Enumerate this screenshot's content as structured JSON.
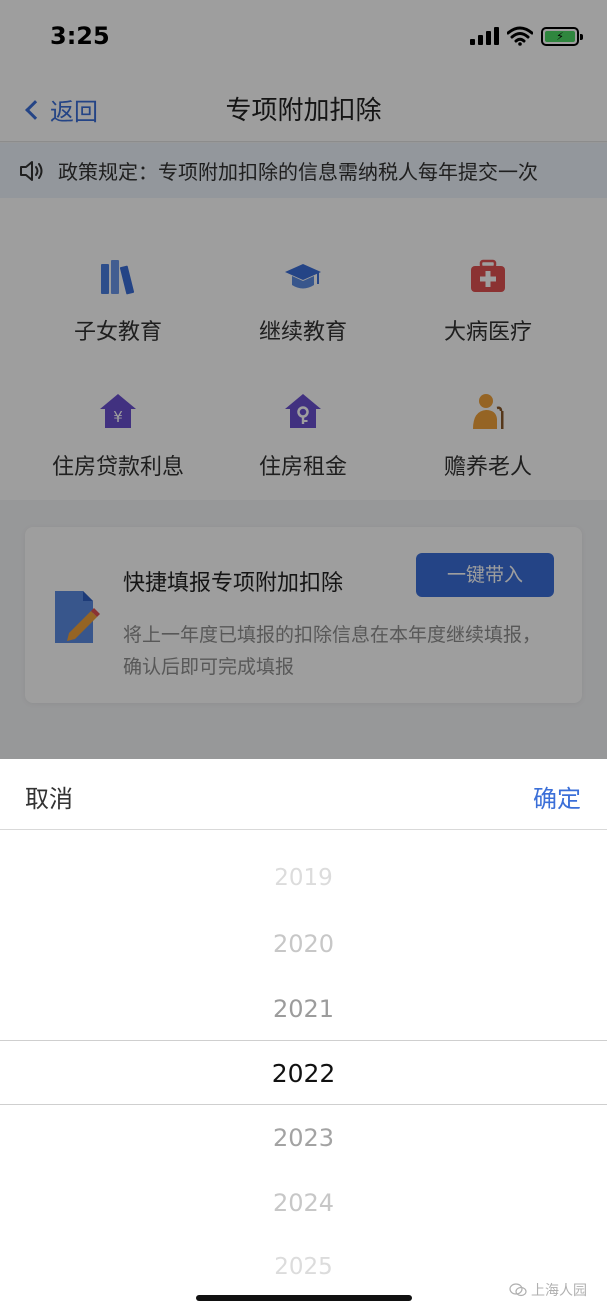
{
  "status_bar": {
    "time": "3:25"
  },
  "nav": {
    "back_label": "返回",
    "title": "专项附加扣除"
  },
  "notice": {
    "text": "政策规定：专项附加扣除的信息需纳税人每年提交一次"
  },
  "categories": [
    {
      "label": "子女教育",
      "icon": "books-icon",
      "color": "#4a7fe0"
    },
    {
      "label": "继续教育",
      "icon": "graduation-cap-icon",
      "color": "#3b6fd8"
    },
    {
      "label": "大病医疗",
      "icon": "medical-kit-icon",
      "color": "#e05252"
    },
    {
      "label": "住房贷款利息",
      "icon": "house-yen-icon",
      "color": "#6a4fcf"
    },
    {
      "label": "住房租金",
      "icon": "house-key-icon",
      "color": "#6a4fcf"
    },
    {
      "label": "赡养老人",
      "icon": "elder-icon",
      "color": "#f0a23a"
    }
  ],
  "quick_fill": {
    "title": "快捷填报专项附加扣除",
    "button": "一键带入",
    "description": "将上一年度已填报的扣除信息在本年度继续填报，确认后即可完成填报"
  },
  "picker": {
    "cancel_label": "取消",
    "confirm_label": "确定",
    "years": [
      "2019",
      "2020",
      "2021",
      "2022",
      "2023",
      "2024",
      "2025"
    ],
    "selected": "2022"
  },
  "watermark": {
    "text": "上海人园"
  },
  "colors": {
    "accent": "#3b6fd8"
  }
}
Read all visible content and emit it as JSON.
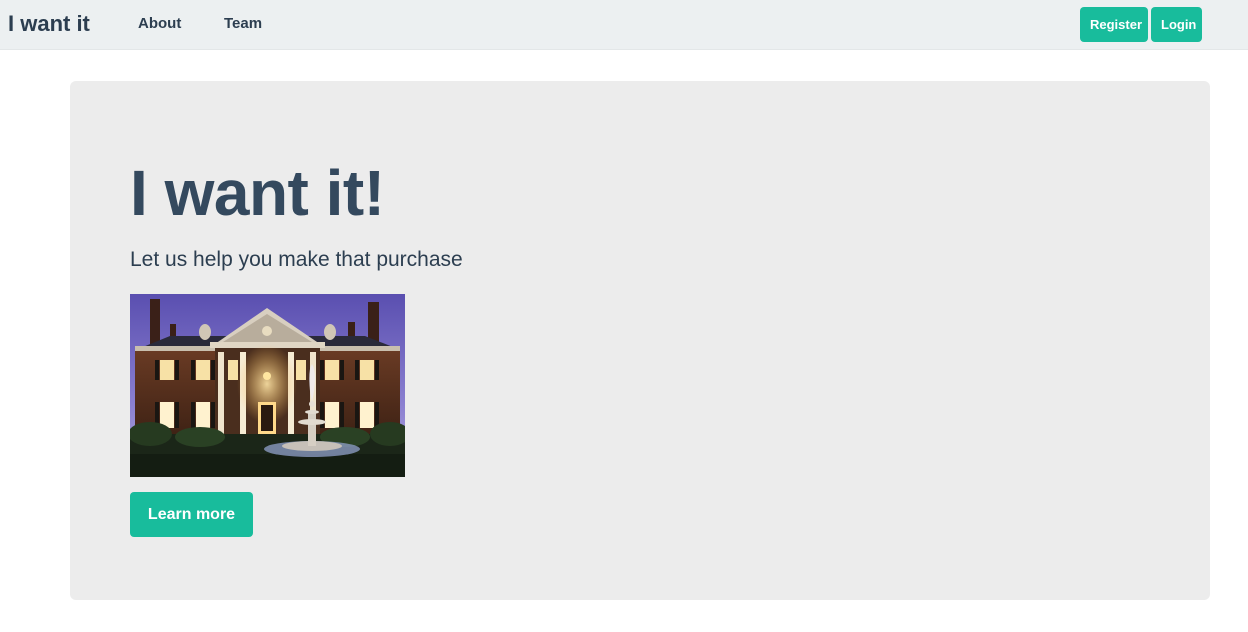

----------------

Show every line that contains the word "icon".

### The result
      "icon": "books-icon",
      "icon": "graduation-cap-icon",
      "icon": "medical-kit-icon",
      "icon": "house-yen-icon",
      "icon": "house-key-icon",
      "icon": "elder-icon",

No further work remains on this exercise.